═══ Exercise data ═══

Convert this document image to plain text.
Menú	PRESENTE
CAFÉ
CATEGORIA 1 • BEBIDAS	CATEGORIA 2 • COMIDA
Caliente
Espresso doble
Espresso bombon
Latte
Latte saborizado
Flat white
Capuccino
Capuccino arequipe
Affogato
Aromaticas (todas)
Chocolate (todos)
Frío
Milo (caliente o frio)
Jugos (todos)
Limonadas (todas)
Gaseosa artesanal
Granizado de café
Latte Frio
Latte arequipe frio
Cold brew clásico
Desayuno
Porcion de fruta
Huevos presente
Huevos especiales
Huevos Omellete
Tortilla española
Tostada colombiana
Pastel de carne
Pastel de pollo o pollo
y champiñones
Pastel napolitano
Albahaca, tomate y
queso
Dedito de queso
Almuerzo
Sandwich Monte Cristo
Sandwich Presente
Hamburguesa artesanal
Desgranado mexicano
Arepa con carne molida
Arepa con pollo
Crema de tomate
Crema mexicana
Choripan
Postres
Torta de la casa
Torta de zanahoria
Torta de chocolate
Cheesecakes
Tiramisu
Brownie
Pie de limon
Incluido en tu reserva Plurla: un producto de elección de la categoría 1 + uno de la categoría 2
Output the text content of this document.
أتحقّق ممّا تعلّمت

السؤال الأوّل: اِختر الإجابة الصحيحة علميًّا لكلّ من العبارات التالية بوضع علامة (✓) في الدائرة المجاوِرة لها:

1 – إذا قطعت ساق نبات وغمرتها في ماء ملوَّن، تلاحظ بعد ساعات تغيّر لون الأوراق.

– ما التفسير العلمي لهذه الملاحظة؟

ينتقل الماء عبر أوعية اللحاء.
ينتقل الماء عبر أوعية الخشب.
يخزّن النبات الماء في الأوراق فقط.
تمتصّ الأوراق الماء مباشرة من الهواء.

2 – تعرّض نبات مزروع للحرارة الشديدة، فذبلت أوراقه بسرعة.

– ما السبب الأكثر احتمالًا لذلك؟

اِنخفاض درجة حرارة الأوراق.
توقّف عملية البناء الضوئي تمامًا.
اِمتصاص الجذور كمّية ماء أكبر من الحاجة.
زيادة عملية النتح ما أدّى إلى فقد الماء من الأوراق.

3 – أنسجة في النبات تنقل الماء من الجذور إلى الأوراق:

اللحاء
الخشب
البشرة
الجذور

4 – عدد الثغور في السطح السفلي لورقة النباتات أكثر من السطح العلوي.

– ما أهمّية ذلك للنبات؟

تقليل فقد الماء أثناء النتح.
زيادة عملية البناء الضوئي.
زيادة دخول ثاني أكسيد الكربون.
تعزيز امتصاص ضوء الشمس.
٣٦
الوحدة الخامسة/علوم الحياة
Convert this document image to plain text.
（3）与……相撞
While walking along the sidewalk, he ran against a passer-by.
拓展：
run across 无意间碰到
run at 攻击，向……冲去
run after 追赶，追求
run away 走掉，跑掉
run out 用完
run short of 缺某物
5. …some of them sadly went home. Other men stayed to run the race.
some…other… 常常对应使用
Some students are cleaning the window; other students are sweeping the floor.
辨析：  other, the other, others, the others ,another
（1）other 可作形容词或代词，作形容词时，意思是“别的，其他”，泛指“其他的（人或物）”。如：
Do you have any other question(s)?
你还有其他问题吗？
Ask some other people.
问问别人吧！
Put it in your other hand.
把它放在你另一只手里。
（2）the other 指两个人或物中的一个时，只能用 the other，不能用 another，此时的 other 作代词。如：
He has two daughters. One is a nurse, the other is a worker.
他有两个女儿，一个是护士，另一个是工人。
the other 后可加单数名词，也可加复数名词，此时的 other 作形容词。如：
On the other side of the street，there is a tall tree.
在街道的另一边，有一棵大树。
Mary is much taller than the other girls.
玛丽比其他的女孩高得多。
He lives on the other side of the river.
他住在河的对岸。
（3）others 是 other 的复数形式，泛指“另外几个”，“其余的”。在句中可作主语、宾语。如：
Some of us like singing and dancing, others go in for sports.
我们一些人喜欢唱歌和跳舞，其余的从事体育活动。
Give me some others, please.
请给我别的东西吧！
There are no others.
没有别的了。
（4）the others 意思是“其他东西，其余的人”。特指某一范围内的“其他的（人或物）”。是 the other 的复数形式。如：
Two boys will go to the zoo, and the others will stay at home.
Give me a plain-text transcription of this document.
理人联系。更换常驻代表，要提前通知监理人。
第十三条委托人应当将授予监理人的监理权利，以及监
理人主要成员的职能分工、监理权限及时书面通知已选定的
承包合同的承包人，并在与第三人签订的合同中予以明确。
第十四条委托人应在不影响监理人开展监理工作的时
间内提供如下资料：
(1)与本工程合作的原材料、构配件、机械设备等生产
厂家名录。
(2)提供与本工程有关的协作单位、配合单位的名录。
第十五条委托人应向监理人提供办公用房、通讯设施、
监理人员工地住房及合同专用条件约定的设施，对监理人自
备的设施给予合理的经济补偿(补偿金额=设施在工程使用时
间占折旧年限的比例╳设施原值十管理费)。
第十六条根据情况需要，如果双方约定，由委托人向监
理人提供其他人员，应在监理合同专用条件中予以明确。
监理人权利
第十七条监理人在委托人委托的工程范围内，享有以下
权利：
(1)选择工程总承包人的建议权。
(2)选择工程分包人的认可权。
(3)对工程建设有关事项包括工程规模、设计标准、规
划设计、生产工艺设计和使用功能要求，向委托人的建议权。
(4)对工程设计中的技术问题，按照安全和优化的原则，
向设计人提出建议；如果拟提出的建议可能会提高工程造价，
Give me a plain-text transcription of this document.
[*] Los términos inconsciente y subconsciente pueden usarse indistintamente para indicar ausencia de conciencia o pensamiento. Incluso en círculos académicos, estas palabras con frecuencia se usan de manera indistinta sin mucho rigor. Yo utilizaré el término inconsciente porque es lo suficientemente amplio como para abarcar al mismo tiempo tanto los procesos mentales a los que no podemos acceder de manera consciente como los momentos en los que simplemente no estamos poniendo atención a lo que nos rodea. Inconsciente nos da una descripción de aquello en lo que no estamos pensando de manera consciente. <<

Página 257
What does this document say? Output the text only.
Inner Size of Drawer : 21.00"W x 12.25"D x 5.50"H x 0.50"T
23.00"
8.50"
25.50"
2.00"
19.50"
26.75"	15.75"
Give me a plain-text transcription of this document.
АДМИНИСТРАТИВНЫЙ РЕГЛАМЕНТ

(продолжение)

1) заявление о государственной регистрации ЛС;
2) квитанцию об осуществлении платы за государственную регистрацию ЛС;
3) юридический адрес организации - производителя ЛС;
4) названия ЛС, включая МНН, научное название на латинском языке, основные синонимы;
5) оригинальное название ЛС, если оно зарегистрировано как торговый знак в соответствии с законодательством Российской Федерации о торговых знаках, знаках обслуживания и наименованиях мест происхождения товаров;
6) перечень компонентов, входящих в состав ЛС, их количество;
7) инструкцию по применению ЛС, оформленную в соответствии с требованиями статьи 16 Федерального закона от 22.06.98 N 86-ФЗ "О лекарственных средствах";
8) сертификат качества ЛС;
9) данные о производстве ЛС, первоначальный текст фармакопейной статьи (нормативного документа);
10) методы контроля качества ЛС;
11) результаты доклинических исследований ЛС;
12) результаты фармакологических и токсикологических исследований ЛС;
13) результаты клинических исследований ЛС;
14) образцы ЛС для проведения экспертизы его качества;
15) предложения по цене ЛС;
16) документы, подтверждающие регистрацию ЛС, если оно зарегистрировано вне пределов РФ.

═══

#### Problem description
Set down the material above again, word for word.

#### Solution for this task
Convert this document image to plain text.
Menú	PRESENTE
CAFÉ
CATEGORIA 1 • BEBIDAS	CATEGORIA 2 • COMIDA
Caliente
Espresso doble
Espresso bombon
Latte
Latte saborizado
Flat white
Capuccino
Capuccino arequipe
Affogato
Aromaticas (todas)
Chocolate (todos)
Frío
Milo (caliente o frio)
Jugos (todos)
Limonadas (todas)
Gaseosa artesanal
Granizado de café
Latte Frio
Latte arequipe frio
Cold brew clásico
Desayuno
Porcion de fruta
Huevos presente
Huevos especiales
Huevos Omellete
Tortilla española
Tostada colombiana
Pastel de carne
Pastel de pollo o pollo
y champiñones
Pastel napolitano
Albahaca, tomate y
queso
Dedito de queso
Almuerzo
Sandwich Monte Cristo
Sandwich Presente
Hamburguesa artesanal
Desgranado mexicano
Arepa con carne molida
Arepa con pollo
Crema de tomate
Crema mexicana
Choripan
Postres
Torta de la casa
Torta de zanahoria
Torta de chocolate
Cheesecakes
Tiramisu
Brownie
Pie de limon
Incluido en tu reserva Plurla: un producto de elección de la categoría 1 + uno de la categoría 2
Output the text content of this document.
أتحقّق ممّا تعلّمت

السؤال الأوّل: اِختر الإجابة الصحيحة علميًّا لكلّ من العبارات التالية بوضع علامة (✓) في الدائرة المجاوِرة لها:

1 – إذا قطعت ساق نبات وغمرتها في ماء ملوَّن، تلاحظ بعد ساعات تغيّر لون الأوراق.

– ما التفسير العلمي لهذه الملاحظة؟

ينتقل الماء عبر أوعية اللحاء.
ينتقل الماء عبر أوعية الخشب.
يخزّن النبات الماء في الأوراق فقط.
تمتصّ الأوراق الماء مباشرة من الهواء.

2 – تعرّض نبات مزروع للحرارة الشديدة، فذبلت أوراقه بسرعة.

– ما السبب الأكثر احتمالًا لذلك؟

اِنخفاض درجة حرارة الأوراق.
توقّف عملية البناء الضوئي تمامًا.
اِمتصاص الجذور كمّية ماء أكبر من الحاجة.
زيادة عملية النتح ما أدّى إلى فقد الماء من الأوراق.

3 – أنسجة في النبات تنقل الماء من الجذور إلى الأوراق:

اللحاء
الخشب
البشرة
الجذور

4 – عدد الثغور في السطح السفلي لورقة النباتات أكثر من السطح العلوي.

– ما أهمّية ذلك للنبات؟

تقليل فقد الماء أثناء النتح.
زيادة عملية البناء الضوئي.
زيادة دخول ثاني أكسيد الكربون.
تعزيز امتصاص ضوء الشمس.
٣٦
الوحدة الخامسة/علوم الحياة
Convert this document image to plain text.
（3）与……相撞
While walking along the sidewalk, he ran against a passer-by.
拓展：
run across 无意间碰到
run at 攻击，向……冲去
run after 追赶，追求
run away 走掉，跑掉
run out 用完
run short of 缺某物
5. …some of them sadly went home. Other men stayed to run the race.
some…other… 常常对应使用
Some students are cleaning the window; other students are sweeping the floor.
辨析：  other, the other, others, the others ,another
（1）other 可作形容词或代词，作形容词时，意思是“别的，其他”，泛指“其他的（人或物）”。如：
Do you have any other question(s)?
你还有其他问题吗？
Ask some other people.
问问别人吧！
Put it in your other hand.
把它放在你另一只手里。
（2）the other 指两个人或物中的一个时，只能用 the other，不能用 another，此时的 other 作代词。如：
He has two daughters. One is a nurse, the other is a worker.
他有两个女儿，一个是护士，另一个是工人。
the other 后可加单数名词，也可加复数名词，此时的 other 作形容词。如：
On the other side of the street，there is a tall tree.
在街道的另一边，有一棵大树。
Mary is much taller than the other girls.
玛丽比其他的女孩高得多。
He lives on the other side of the river.
他住在河的对岸。
（3）others 是 other 的复数形式，泛指“另外几个”，“其余的”。在句中可作主语、宾语。如：
Some of us like singing and dancing, others go in for sports.
我们一些人喜欢唱歌和跳舞，其余的从事体育活动。
Give me some others, please.
请给我别的东西吧！
There are no others.
没有别的了。
（4）the others 意思是“其他东西，其余的人”。特指某一范围内的“其他的（人或物）”。是 the other 的复数形式。如：
Two boys will go to the zoo, and the others will stay at home.
Give me a plain-text transcription of this document.
理人联系。更换常驻代表，要提前通知监理人。
第十三条委托人应当将授予监理人的监理权利，以及监
理人主要成员的职能分工、监理权限及时书面通知已选定的
承包合同的承包人，并在与第三人签订的合同中予以明确。
第十四条委托人应在不影响监理人开展监理工作的时
间内提供如下资料：
(1)与本工程合作的原材料、构配件、机械设备等生产
厂家名录。
(2)提供与本工程有关的协作单位、配合单位的名录。
第十五条委托人应向监理人提供办公用房、通讯设施、
监理人员工地住房及合同专用条件约定的设施，对监理人自
备的设施给予合理的经济补偿(补偿金额=设施在工程使用时
间占折旧年限的比例╳设施原值十管理费)。
第十六条根据情况需要，如果双方约定，由委托人向监
理人提供其他人员，应在监理合同专用条件中予以明确。
监理人权利
第十七条监理人在委托人委托的工程范围内，享有以下
权利：
(1)选择工程总承包人的建议权。
(2)选择工程分包人的认可权。
(3)对工程建设有关事项包括工程规模、设计标准、规
划设计、生产工艺设计和使用功能要求，向委托人的建议权。
(4)对工程设计中的技术问题，按照安全和优化的原则，
向设计人提出建议；如果拟提出的建议可能会提高工程造价，
Give me a plain-text transcription of this document.
[*] Los términos inconsciente y subconsciente pueden usarse indistintamente para indicar ausencia de conciencia o pensamiento. Incluso en círculos académicos, estas palabras con frecuencia se usan de manera indistinta sin mucho rigor. Yo utilizaré el término inconsciente porque es lo suficientemente amplio como para abarcar al mismo tiempo tanto los procesos mentales a los que no podemos acceder de manera consciente como los momentos en los que simplemente no estamos poniendo atención a lo que nos rodea. Inconsciente nos da una descripción de aquello en lo que no estamos pensando de manera consciente. <<

Página 257
What does this document say? Output the text only.
Inner Size of Drawer : 21.00"W x 12.25"D x 5.50"H x 0.50"T
23.00"
8.50"
25.50"
2.00"
19.50"
26.75"	15.75"
Give me a plain-text transcription of this document.
АДМИНИСТРАТИВНЫЙ РЕГЛАМЕНТ

(продолжение)

1) заявление о государственной регистрации ЛС;
2) квитанцию об осуществлении платы за государственную регистрацию ЛС;
3) юридический адрес организации - производителя ЛС;
4) названия ЛС, включая МНН, научное название на латинском языке, основные синонимы;
5) оригинальное название ЛС, если оно зарегистрировано как торговый знак в соответствии с законодательством Российской Федерации о торговых знаках, знаках обслуживания и наименованиях мест происхождения товаров;
6) перечень компонентов, входящих в состав ЛС, их количество;
7) инструкцию по применению ЛС, оформленную в соответствии с требованиями статьи 16 Федерального закона от 22.06.98 N 86-ФЗ "О лекарственных средствах";
8) сертификат качества ЛС;
9) данные о производстве ЛС, первоначальный текст фармакопейной статьи (нормативного документа);
10) методы контроля качества ЛС;
11) результаты доклинических исследований ЛС;
12) результаты фармакологических и токсикологических исследований ЛС;
13) результаты клинических исследований ЛС;
14) образцы ЛС для проведения экспертизы его качества;
15) предложения по цене ЛС;
16) документы, подтверждающие регистрацию ЛС, если оно зарегистрировано вне пределов РФ.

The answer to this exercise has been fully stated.